DIRECTIONS -
Take the entries below and reproduce them word for word.

RECORDS FOR THE EXERCISE -
+ + +
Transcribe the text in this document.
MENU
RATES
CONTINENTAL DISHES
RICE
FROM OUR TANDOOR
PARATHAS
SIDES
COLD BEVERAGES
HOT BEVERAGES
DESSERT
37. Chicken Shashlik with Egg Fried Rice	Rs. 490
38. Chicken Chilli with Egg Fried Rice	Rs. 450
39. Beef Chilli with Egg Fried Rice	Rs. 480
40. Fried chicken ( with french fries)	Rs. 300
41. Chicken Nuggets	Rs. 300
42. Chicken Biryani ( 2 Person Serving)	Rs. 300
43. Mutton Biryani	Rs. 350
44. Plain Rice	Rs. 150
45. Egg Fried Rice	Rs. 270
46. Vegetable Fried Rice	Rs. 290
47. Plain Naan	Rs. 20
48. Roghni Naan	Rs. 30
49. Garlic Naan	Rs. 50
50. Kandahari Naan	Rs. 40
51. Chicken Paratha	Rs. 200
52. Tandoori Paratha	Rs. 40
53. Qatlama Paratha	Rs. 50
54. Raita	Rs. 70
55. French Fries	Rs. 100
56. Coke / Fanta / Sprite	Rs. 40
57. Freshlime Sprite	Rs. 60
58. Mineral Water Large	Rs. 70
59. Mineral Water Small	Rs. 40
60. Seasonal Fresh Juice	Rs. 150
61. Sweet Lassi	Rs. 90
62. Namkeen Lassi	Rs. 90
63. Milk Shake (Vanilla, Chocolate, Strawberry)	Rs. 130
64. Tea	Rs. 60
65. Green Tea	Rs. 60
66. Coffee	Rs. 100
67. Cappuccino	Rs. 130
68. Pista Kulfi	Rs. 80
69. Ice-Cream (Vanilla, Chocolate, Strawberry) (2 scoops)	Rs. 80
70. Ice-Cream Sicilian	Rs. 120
+ + +
RESPONSE TO THE TASK -
Transcribe the text in this document.
MENU
RATES
CONTINENTAL DISHES
RICE
FROM OUR TANDOOR
PARATHAS
SIDES
COLD BEVERAGES
HOT BEVERAGES
DESSERT
37. Chicken Shashlik with Egg Fried Rice	Rs. 490
38. Chicken Chilli with Egg Fried Rice	Rs. 450
39. Beef Chilli with Egg Fried Rice	Rs. 480
40. Fried chicken ( with french fries)	Rs. 300
41. Chicken Nuggets	Rs. 300
42. Chicken Biryani ( 2 Person Serving)	Rs. 300
43. Mutton Biryani	Rs. 350
44. Plain Rice	Rs. 150
45. Egg Fried Rice	Rs. 270
46. Vegetable Fried Rice	Rs. 290
47. Plain Naan	Rs. 20
48. Roghni Naan	Rs. 30
49. Garlic Naan	Rs. 50
50. Kandahari Naan	Rs. 40
51. Chicken Paratha	Rs. 200
52. Tandoori Paratha	Rs. 40
53. Qatlama Paratha	Rs. 50
54. Raita	Rs. 70
55. French Fries	Rs. 100
56. Coke / Fanta / Sprite	Rs. 40
57. Freshlime Sprite	Rs. 60
58. Mineral Water Large	Rs. 70
59. Mineral Water Small	Rs. 40
60. Seasonal Fresh Juice	Rs. 150
61. Sweet Lassi	Rs. 90
62. Namkeen Lassi	Rs. 90
63. Milk Shake (Vanilla, Chocolate, Strawberry)	Rs. 130
64. Tea	Rs. 60
65. Green Tea	Rs. 60
66. Coffee	Rs. 100
67. Cappuccino	Rs. 130
68. Pista Kulfi	Rs. 80
69. Ice-Cream (Vanilla, Chocolate, Strawberry) (2 scoops)	Rs. 80
70. Ice-Cream Sicilian	Rs. 120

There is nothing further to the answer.